• **Set exercise**: Filter the entries, keeping every line with the word "description".

• **Provided records**:
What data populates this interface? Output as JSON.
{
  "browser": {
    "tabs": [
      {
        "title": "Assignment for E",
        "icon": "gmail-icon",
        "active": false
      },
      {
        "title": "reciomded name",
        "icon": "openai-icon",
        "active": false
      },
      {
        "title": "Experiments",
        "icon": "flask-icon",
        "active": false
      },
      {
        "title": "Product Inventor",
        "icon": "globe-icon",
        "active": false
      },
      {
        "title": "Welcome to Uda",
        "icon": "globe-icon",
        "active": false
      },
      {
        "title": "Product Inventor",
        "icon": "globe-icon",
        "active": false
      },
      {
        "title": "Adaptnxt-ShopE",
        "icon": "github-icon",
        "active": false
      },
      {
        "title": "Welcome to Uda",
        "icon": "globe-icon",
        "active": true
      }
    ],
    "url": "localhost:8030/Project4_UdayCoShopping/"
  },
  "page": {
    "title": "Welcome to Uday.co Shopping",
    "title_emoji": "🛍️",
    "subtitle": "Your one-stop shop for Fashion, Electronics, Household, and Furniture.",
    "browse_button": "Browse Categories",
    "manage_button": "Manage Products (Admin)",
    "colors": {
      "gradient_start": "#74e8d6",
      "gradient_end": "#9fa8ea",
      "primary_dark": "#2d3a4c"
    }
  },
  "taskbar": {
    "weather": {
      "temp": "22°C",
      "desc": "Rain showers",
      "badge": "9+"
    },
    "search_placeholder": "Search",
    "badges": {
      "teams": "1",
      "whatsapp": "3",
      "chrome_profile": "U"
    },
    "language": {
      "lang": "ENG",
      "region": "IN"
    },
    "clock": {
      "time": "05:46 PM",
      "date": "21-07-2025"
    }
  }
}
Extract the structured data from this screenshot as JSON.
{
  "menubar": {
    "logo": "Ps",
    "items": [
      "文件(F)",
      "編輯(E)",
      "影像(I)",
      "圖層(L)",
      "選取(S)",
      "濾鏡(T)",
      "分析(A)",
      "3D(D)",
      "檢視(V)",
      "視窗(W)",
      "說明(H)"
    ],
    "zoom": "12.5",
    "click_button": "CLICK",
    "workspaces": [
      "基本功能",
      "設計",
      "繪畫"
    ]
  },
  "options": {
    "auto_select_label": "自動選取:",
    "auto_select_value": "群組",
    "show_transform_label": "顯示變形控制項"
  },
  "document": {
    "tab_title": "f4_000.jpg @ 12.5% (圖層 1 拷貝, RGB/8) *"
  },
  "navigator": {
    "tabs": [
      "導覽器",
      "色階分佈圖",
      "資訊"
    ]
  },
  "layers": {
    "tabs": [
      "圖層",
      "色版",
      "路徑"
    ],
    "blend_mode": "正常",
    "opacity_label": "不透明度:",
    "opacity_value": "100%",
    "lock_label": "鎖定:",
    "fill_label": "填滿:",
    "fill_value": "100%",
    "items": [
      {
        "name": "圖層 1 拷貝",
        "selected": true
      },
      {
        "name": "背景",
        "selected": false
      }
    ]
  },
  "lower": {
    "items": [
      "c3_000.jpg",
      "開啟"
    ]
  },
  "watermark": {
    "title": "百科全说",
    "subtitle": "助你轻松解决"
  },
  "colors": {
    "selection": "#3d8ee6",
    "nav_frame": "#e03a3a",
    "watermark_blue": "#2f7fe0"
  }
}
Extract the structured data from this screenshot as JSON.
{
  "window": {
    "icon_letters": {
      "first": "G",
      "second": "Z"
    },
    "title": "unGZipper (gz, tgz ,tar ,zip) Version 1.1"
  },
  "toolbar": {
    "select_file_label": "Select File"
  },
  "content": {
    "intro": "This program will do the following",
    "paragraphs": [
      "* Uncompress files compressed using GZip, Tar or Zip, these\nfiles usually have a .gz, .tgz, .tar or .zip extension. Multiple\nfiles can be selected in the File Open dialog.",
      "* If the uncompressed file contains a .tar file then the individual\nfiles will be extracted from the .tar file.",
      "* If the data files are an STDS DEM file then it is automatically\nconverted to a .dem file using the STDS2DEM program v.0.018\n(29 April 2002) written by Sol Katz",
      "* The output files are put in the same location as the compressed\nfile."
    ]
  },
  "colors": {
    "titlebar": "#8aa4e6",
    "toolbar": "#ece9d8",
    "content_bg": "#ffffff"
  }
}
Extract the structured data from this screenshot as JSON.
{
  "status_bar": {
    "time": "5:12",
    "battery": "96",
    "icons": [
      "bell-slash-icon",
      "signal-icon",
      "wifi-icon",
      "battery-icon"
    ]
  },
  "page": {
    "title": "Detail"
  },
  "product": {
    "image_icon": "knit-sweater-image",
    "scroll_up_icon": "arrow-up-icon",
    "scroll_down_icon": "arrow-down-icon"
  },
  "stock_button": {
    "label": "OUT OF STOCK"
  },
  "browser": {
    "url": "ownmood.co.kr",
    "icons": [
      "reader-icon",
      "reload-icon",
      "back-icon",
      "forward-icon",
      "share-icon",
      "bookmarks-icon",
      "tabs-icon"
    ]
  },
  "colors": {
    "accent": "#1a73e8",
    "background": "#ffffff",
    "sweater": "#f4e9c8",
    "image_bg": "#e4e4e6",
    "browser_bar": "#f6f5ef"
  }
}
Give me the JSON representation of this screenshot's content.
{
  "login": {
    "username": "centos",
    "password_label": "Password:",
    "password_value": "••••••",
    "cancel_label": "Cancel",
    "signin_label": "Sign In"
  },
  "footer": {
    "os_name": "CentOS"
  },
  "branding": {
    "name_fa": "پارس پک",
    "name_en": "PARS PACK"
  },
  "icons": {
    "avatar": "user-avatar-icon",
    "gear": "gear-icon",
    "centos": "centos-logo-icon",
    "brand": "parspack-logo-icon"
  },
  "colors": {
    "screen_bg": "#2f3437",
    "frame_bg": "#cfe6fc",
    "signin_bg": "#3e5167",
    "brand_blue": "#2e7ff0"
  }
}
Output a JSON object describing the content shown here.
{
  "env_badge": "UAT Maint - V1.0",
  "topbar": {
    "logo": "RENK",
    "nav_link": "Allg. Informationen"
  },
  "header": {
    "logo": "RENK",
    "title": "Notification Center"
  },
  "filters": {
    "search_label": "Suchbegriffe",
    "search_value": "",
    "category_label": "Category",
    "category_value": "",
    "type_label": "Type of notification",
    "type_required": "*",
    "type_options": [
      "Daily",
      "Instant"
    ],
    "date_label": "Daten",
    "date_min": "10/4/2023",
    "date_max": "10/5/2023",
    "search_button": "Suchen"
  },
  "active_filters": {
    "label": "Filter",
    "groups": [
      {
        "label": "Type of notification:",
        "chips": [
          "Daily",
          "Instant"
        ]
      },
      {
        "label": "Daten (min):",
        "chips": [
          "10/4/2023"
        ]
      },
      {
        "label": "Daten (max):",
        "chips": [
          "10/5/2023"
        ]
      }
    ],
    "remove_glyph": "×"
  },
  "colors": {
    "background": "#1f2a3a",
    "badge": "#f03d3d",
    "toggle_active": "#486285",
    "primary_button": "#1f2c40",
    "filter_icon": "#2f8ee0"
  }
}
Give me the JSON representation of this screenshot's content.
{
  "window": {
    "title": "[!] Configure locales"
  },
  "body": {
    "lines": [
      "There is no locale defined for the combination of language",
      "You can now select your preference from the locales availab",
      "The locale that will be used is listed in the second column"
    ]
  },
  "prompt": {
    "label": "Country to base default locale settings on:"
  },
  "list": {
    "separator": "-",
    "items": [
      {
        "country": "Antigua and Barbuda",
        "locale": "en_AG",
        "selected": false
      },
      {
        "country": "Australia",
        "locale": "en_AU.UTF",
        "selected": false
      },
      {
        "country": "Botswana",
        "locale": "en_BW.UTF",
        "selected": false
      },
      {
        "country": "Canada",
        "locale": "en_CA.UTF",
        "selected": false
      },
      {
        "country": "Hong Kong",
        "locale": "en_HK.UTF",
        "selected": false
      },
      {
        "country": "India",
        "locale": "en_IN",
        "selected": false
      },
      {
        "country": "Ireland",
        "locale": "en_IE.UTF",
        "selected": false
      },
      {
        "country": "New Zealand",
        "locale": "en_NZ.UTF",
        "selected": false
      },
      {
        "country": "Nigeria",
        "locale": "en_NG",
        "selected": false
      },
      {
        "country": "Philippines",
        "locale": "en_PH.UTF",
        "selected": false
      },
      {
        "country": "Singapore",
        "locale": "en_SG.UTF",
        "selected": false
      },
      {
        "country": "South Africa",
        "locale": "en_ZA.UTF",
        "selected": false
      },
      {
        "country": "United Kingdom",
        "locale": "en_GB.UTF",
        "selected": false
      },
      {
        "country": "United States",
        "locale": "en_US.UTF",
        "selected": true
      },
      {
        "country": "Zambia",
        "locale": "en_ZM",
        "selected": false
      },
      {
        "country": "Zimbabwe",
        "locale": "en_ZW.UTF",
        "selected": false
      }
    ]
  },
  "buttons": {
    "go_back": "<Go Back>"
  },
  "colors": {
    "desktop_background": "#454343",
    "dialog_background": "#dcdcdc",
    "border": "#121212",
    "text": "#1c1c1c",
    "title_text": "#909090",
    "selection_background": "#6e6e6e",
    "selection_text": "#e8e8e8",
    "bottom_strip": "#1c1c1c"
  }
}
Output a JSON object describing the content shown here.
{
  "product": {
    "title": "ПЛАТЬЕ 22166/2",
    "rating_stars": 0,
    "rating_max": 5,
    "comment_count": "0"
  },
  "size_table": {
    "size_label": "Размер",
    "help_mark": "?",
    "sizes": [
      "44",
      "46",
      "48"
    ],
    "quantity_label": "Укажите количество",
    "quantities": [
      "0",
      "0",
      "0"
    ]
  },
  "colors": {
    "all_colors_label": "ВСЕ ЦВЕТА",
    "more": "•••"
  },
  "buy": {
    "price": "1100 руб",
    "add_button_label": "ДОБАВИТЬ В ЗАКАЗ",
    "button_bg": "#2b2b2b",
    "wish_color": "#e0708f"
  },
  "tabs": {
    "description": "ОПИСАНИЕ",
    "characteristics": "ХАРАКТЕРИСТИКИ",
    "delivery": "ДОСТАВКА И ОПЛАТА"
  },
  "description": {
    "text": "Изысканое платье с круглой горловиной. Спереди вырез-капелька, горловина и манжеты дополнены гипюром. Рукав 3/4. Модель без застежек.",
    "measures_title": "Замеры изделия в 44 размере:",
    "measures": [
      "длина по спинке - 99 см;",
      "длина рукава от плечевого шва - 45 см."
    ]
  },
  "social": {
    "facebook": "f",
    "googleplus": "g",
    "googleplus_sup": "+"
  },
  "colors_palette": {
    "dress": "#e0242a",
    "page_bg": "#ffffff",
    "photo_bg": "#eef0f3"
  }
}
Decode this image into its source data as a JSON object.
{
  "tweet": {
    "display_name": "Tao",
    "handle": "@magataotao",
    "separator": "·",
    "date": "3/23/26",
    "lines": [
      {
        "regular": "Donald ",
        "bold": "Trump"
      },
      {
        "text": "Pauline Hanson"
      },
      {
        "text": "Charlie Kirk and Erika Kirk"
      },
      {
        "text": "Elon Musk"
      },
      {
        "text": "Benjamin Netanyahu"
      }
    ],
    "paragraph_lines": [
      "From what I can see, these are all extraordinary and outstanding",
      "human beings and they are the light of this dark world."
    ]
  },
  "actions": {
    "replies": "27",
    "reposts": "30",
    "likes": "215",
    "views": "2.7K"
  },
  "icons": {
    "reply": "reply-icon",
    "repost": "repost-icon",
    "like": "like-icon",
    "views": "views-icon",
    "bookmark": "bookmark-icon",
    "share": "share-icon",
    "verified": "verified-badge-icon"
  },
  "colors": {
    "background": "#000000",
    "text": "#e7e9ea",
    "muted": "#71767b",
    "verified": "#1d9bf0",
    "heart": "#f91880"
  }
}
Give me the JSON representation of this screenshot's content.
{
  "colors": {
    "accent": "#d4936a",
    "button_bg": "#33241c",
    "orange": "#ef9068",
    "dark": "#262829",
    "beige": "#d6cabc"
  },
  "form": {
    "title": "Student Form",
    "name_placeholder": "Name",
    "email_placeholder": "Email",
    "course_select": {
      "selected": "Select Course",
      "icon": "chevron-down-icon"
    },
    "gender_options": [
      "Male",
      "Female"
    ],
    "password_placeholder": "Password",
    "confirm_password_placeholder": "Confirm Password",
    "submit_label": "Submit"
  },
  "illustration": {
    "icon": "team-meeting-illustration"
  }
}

• **Correct output**:
    "description": "ОПИСАНИЕ",
  "description": {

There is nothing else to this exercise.